Data records:
----------------

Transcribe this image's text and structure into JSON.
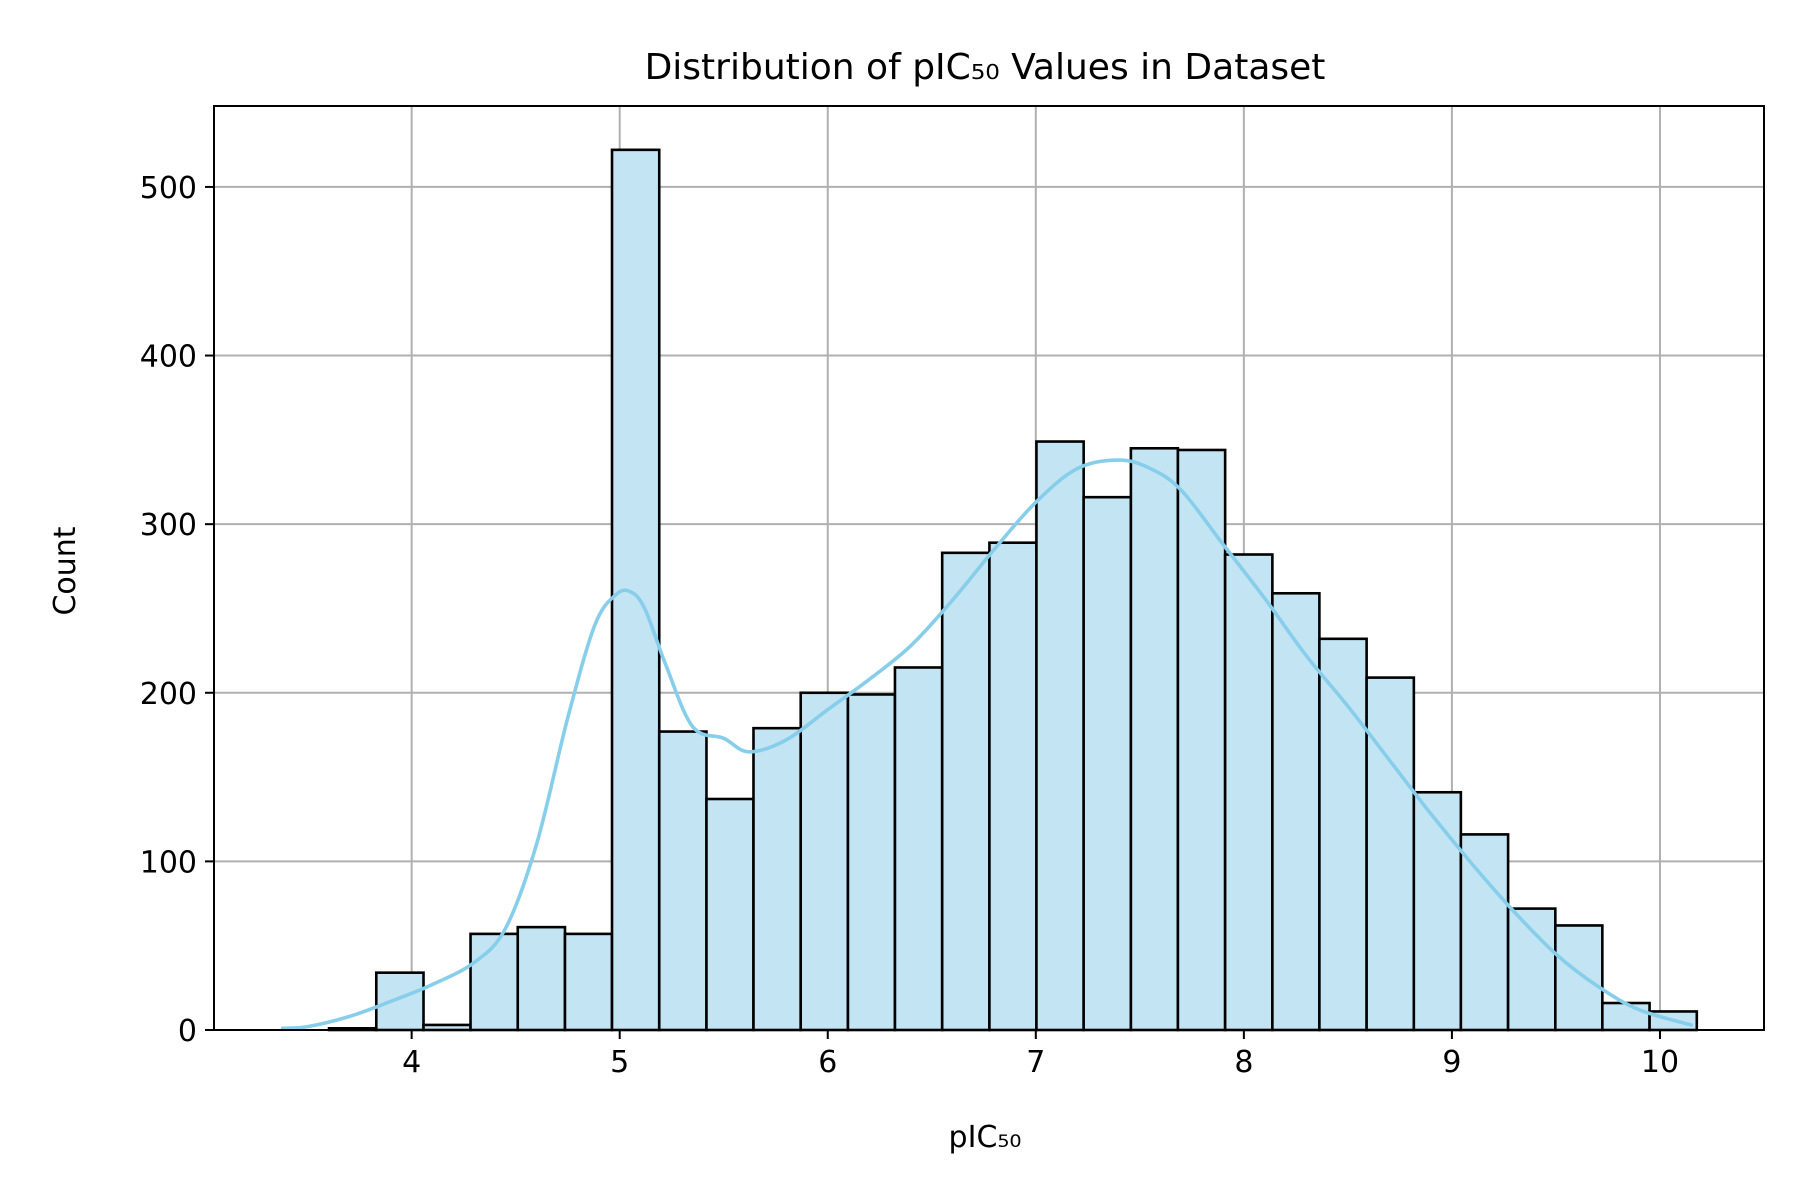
{
  "chart_data": {
    "type": "histogram",
    "title": "Distribution of pIC₅₀ Values in Dataset",
    "xlabel": "pIC₅₀",
    "ylabel": "Count",
    "xlim": [
      3.05,
      10.5
    ],
    "ylim": [
      0,
      548
    ],
    "x_ticks": [
      4,
      5,
      6,
      7,
      8,
      9,
      10
    ],
    "y_ticks": [
      0,
      100,
      200,
      300,
      400,
      500
    ],
    "grid": true,
    "legend": "none",
    "bar_color": "#c3e4f3",
    "edge_color": "#000000",
    "kde_color": "#87ceeb",
    "bins": [
      {
        "x0": 3.603,
        "x1": 3.83,
        "count": 1
      },
      {
        "x0": 3.83,
        "x1": 4.057,
        "count": 34
      },
      {
        "x0": 4.057,
        "x1": 4.283,
        "count": 3
      },
      {
        "x0": 4.283,
        "x1": 4.51,
        "count": 57
      },
      {
        "x0": 4.51,
        "x1": 4.737,
        "count": 61
      },
      {
        "x0": 4.737,
        "x1": 4.963,
        "count": 57
      },
      {
        "x0": 4.963,
        "x1": 5.19,
        "count": 522
      },
      {
        "x0": 5.19,
        "x1": 5.417,
        "count": 177
      },
      {
        "x0": 5.417,
        "x1": 5.643,
        "count": 137
      },
      {
        "x0": 5.643,
        "x1": 5.87,
        "count": 179
      },
      {
        "x0": 5.87,
        "x1": 6.097,
        "count": 200
      },
      {
        "x0": 6.097,
        "x1": 6.323,
        "count": 199
      },
      {
        "x0": 6.323,
        "x1": 6.55,
        "count": 215
      },
      {
        "x0": 6.55,
        "x1": 6.777,
        "count": 283
      },
      {
        "x0": 6.777,
        "x1": 7.003,
        "count": 289
      },
      {
        "x0": 7.003,
        "x1": 7.23,
        "count": 349
      },
      {
        "x0": 7.23,
        "x1": 7.457,
        "count": 316
      },
      {
        "x0": 7.457,
        "x1": 7.683,
        "count": 345
      },
      {
        "x0": 7.683,
        "x1": 7.91,
        "count": 344
      },
      {
        "x0": 7.91,
        "x1": 8.137,
        "count": 282
      },
      {
        "x0": 8.137,
        "x1": 8.363,
        "count": 259
      },
      {
        "x0": 8.363,
        "x1": 8.59,
        "count": 232
      },
      {
        "x0": 8.59,
        "x1": 8.817,
        "count": 209
      },
      {
        "x0": 8.817,
        "x1": 9.043,
        "count": 141
      },
      {
        "x0": 9.043,
        "x1": 9.27,
        "count": 116
      },
      {
        "x0": 9.27,
        "x1": 9.497,
        "count": 72
      },
      {
        "x0": 9.497,
        "x1": 9.723,
        "count": 62
      },
      {
        "x0": 9.723,
        "x1": 9.95,
        "count": 16
      },
      {
        "x0": 9.95,
        "x1": 10.177,
        "count": 11
      }
    ],
    "kde": {
      "x": [
        3.38,
        3.5,
        3.7,
        3.9,
        4.1,
        4.3,
        4.45,
        4.6,
        4.75,
        4.88,
        4.98,
        5.05,
        5.12,
        5.22,
        5.35,
        5.5,
        5.62,
        5.8,
        6.0,
        6.2,
        6.4,
        6.6,
        6.8,
        7.0,
        7.2,
        7.4,
        7.55,
        7.7,
        7.9,
        8.1,
        8.3,
        8.5,
        8.7,
        8.9,
        9.1,
        9.3,
        9.5,
        9.7,
        9.9,
        10.15
      ],
      "y": [
        1,
        2,
        8,
        17,
        27,
        40,
        60,
        110,
        185,
        240,
        258,
        260,
        250,
        217,
        180,
        173,
        165,
        172,
        190,
        208,
        228,
        255,
        285,
        313,
        333,
        338,
        333,
        320,
        288,
        256,
        222,
        192,
        160,
        128,
        98,
        70,
        45,
        26,
        12,
        3
      ]
    }
  }
}
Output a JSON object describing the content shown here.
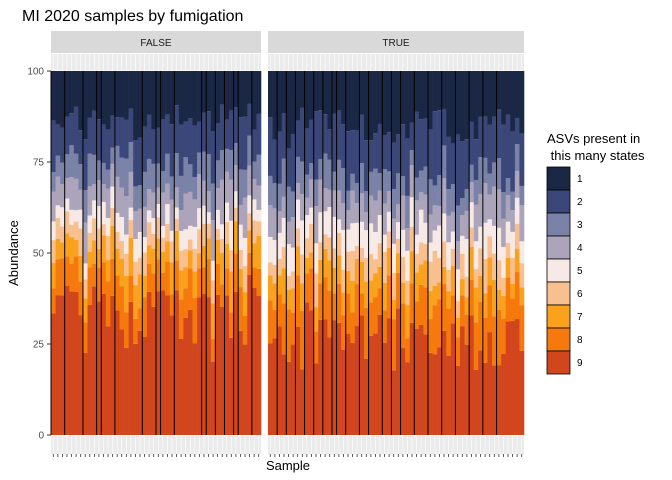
{
  "chart_data": {
    "type": "bar",
    "title": "MI 2020 samples by fumigation",
    "xlabel": "Sample",
    "ylabel": "Abundance",
    "ylim": [
      0,
      100
    ],
    "yticks": [
      0,
      25,
      50,
      75,
      100
    ],
    "grid": true,
    "stacked": true,
    "legend": {
      "title": "ASVs present in\n this many states",
      "placement": "right"
    },
    "categories": [
      "1",
      "2",
      "3",
      "4",
      "5",
      "6",
      "7",
      "8",
      "9"
    ],
    "colors": {
      "1": "#1a2745",
      "2": "#3b4779",
      "3": "#7a82a8",
      "4": "#aba4bb",
      "5": "#f6e9e6",
      "6": "#f9c08f",
      "7": "#faa11e",
      "8": "#f6790d",
      "9": "#d2461e"
    },
    "facets": [
      {
        "name": "FALSE",
        "samples": 46,
        "mean_composition": {
          "9": 33,
          "8": 9,
          "7": 7,
          "6": 5,
          "5": 5,
          "4": 8,
          "3": 8,
          "2": 12,
          "1": 13
        },
        "black_outline_positions": [
          0,
          3,
          7,
          10,
          11,
          14,
          20,
          23,
          24,
          27,
          33,
          34,
          36,
          38,
          40,
          41,
          44
        ]
      },
      {
        "name": "TRUE",
        "samples": 56,
        "mean_composition": {
          "9": 27,
          "8": 11,
          "7": 7,
          "6": 6,
          "5": 7,
          "4": 7,
          "3": 7,
          "2": 13,
          "1": 15
        },
        "black_outline_positions": [
          2,
          4,
          6,
          8,
          10,
          12,
          14,
          15,
          17,
          20,
          22,
          25,
          27,
          29,
          32,
          35,
          38,
          41,
          44,
          47,
          50
        ]
      }
    ]
  }
}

----------------

_TO BE DONE_: Reproduce the listing exactly. Leave its pictures out.

_COMPLETE RESPONSE_:
Transcribe this image's text and structure into JSON.
{
  "chart_data": {
    "type": "histogram",
    "title": "Distribution of pIC₅₀ Values in Dataset",
    "xlabel": "pIC₅₀",
    "ylabel": "Count",
    "xlim": [
      3.05,
      10.5
    ],
    "ylim": [
      0,
      548
    ],
    "x_ticks": [
      4,
      5,
      6,
      7,
      8,
      9,
      10
    ],
    "y_ticks": [
      0,
      100,
      200,
      300,
      400,
      500
    ],
    "grid": true,
    "legend": "none",
    "bar_color": "#c3e4f3",
    "edge_color": "#000000",
    "kde_color": "#87ceeb",
    "bins": [
      {
        "x0": 3.603,
        "x1": 3.83,
        "count": 1
      },
      {
        "x0": 3.83,
        "x1": 4.057,
        "count": 34
      },
      {
        "x0": 4.057,
        "x1": 4.283,
        "count": 3
      },
      {
        "x0": 4.283,
        "x1": 4.51,
        "count": 57
      },
      {
        "x0": 4.51,
        "x1": 4.737,
        "count": 61
      },
      {
        "x0": 4.737,
        "x1": 4.963,
        "count": 57
      },
      {
        "x0": 4.963,
        "x1": 5.19,
        "count": 522
      },
      {
        "x0": 5.19,
        "x1": 5.417,
        "count": 177
      },
      {
        "x0": 5.417,
        "x1": 5.643,
        "count": 137
      },
      {
        "x0": 5.643,
        "x1": 5.87,
        "count": 179
      },
      {
        "x0": 5.87,
        "x1": 6.097,
        "count": 200
      },
      {
        "x0": 6.097,
        "x1": 6.323,
        "count": 199
      },
      {
        "x0": 6.323,
        "x1": 6.55,
        "count": 215
      },
      {
        "x0": 6.55,
        "x1": 6.777,
        "count": 283
      },
      {
        "x0": 6.777,
        "x1": 7.003,
        "count": 289
      },
      {
        "x0": 7.003,
        "x1": 7.23,
        "count": 349
      },
      {
        "x0": 7.23,
        "x1": 7.457,
        "count": 316
      },
      {
        "x0": 7.457,
        "x1": 7.683,
        "count": 345
      },
      {
        "x0": 7.683,
        "x1": 7.91,
        "count": 344
      },
      {
        "x0": 7.91,
        "x1": 8.137,
        "count": 282
      },
      {
        "x0": 8.137,
        "x1": 8.363,
        "count": 259
      },
      {
        "x0": 8.363,
        "x1": 8.59,
        "count": 232
      },
      {
        "x0": 8.59,
        "x1": 8.817,
        "count": 209
      },
      {
        "x0": 8.817,
        "x1": 9.043,
        "count": 141
      },
      {
        "x0": 9.043,
        "x1": 9.27,
        "count": 116
      },
      {
        "x0": 9.27,
        "x1": 9.497,
        "count": 72
      },
      {
        "x0": 9.497,
        "x1": 9.723,
        "count": 62
      },
      {
        "x0": 9.723,
        "x1": 9.95,
        "count": 16
      },
      {
        "x0": 9.95,
        "x1": 10.177,
        "count": 11
      }
    ],
    "kde": {
      "x": [
        3.38,
        3.5,
        3.7,
        3.9,
        4.1,
        4.3,
        4.45,
        4.6,
        4.75,
        4.88,
        4.98,
        5.05,
        5.12,
        5.22,
        5.35,
        5.5,
        5.62,
        5.8,
        6.0,
        6.2,
        6.4,
        6.6,
        6.8,
        7.0,
        7.2,
        7.4,
        7.55,
        7.7,
        7.9,
        8.1,
        8.3,
        8.5,
        8.7,
        8.9,
        9.1,
        9.3,
        9.5,
        9.7,
        9.9,
        10.15
      ],
      "y": [
        1,
        2,
        8,
        17,
        27,
        40,
        60,
        110,
        185,
        240,
        258,
        260,
        250,
        217,
        180,
        173,
        165,
        172,
        190,
        208,
        228,
        255,
        285,
        313,
        333,
        338,
        333,
        320,
        288,
        256,
        222,
        192,
        160,
        128,
        98,
        70,
        45,
        26,
        12,
        3
      ]
    }
  }
}
Output a JSON object describing the content shown here.
{
  "chart_data": {
    "type": "bar",
    "title": "MI 2020 samples by fumigation",
    "xlabel": "Sample",
    "ylabel": "Abundance",
    "ylim": [
      0,
      100
    ],
    "yticks": [
      0,
      25,
      50,
      75,
      100
    ],
    "grid": true,
    "stacked": true,
    "legend": {
      "title": "ASVs present in\n this many states",
      "placement": "right"
    },
    "categories": [
      "1",
      "2",
      "3",
      "4",
      "5",
      "6",
      "7",
      "8",
      "9"
    ],
    "colors": {
      "1": "#1a2745",
      "2": "#3b4779",
      "3": "#7a82a8",
      "4": "#aba4bb",
      "5": "#f6e9e6",
      "6": "#f9c08f",
      "7": "#faa11e",
      "8": "#f6790d",
      "9": "#d2461e"
    },
    "facets": [
      {
        "name": "FALSE",
        "samples": 46,
        "mean_composition": {
          "9": 33,
          "8": 9,
          "7": 7,
          "6": 5,
          "5": 5,
          "4": 8,
          "3": 8,
          "2": 12,
          "1": 13
        },
        "black_outline_positions": [
          0,
          3,
          7,
          10,
          11,
          14,
          20,
          23,
          24,
          27,
          33,
          34,
          36,
          38,
          40,
          41,
          44
        ]
      },
      {
        "name": "TRUE",
        "samples": 56,
        "mean_composition": {
          "9": 27,
          "8": 11,
          "7": 7,
          "6": 6,
          "5": 7,
          "4": 7,
          "3": 7,
          "2": 13,
          "1": 15
        },
        "black_outline_positions": [
          2,
          4,
          6,
          8,
          10,
          12,
          14,
          15,
          17,
          20,
          22,
          25,
          27,
          29,
          32,
          35,
          38,
          41,
          44,
          47,
          50
        ]
      }
    ]
  }
}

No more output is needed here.